■ What is needed
Each entry below must be repeated exactly, with pictures left out.

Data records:

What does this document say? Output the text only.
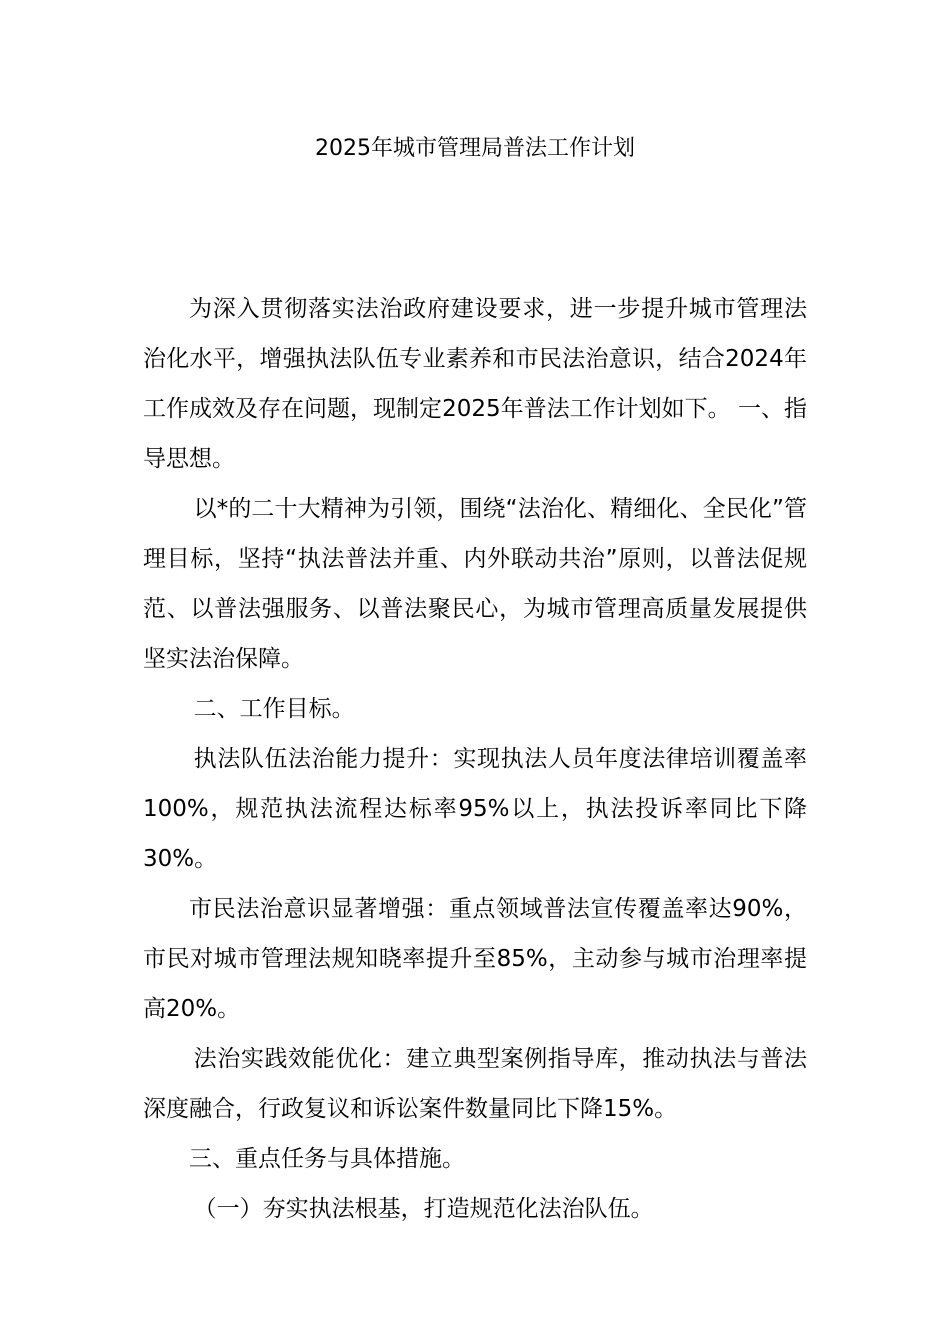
2025年城市管理局普法工作计划

为深入贯彻落实法治政府建设要求，进一步提升城市管理法治化水平，增强执法队伍专业素养和市民法治意识，结合2024年工作成效及存在问题，现制定2025年普法工作计划如下。 一、指导思想。

以*的二十大精神为引领，围绕“法治化、精细化、全民化”管理目标，坚持“执法普法并重、内外联动共治”原则，以普法促规范、以普法强服务、以普法聚民心，为城市管理高质量发展提供坚实法治保障。

二、工作目标。

执法队伍法治能力提升：实现执法人员年度法律培训覆盖率100%，规范执法流程达标率95%以上，执法投诉率同比下降30%。

市民法治意识显著增强：重点领域普法宣传覆盖率达90%，市民对城市管理法规知晓率提升至85%，主动参与城市治理率提高20%。

法治实践效能优化：建立典型案例指导库，推动执法与普法深度融合，行政复议和诉讼案件数量同比下降15%。

三、重点任务与具体措施。

（一）夯实执法根基，打造规范化法治队伍。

■ Response
What does this document say? Output the text only.
2025年城市管理局普法工作计划

为深入贯彻落实法治政府建设要求，进一步提升城市管理法治化水平，增强执法队伍专业素养和市民法治意识，结合2024年工作成效及存在问题，现制定2025年普法工作计划如下。 一、指导思想。

以*的二十大精神为引领，围绕“法治化、精细化、全民化”管理目标，坚持“执法普法并重、内外联动共治”原则，以普法促规范、以普法强服务、以普法聚民心，为城市管理高质量发展提供坚实法治保障。

二、工作目标。

执法队伍法治能力提升：实现执法人员年度法律培训覆盖率100%，规范执法流程达标率95%以上，执法投诉率同比下降30%。

市民法治意识显著增强：重点领域普法宣传覆盖率达90%，市民对城市管理法规知晓率提升至85%，主动参与城市治理率提高20%。

法治实践效能优化：建立典型案例指导库，推动执法与普法深度融合，行政复议和诉讼案件数量同比下降15%。

三、重点任务与具体措施。

（一）夯实执法根基，打造规范化法治队伍。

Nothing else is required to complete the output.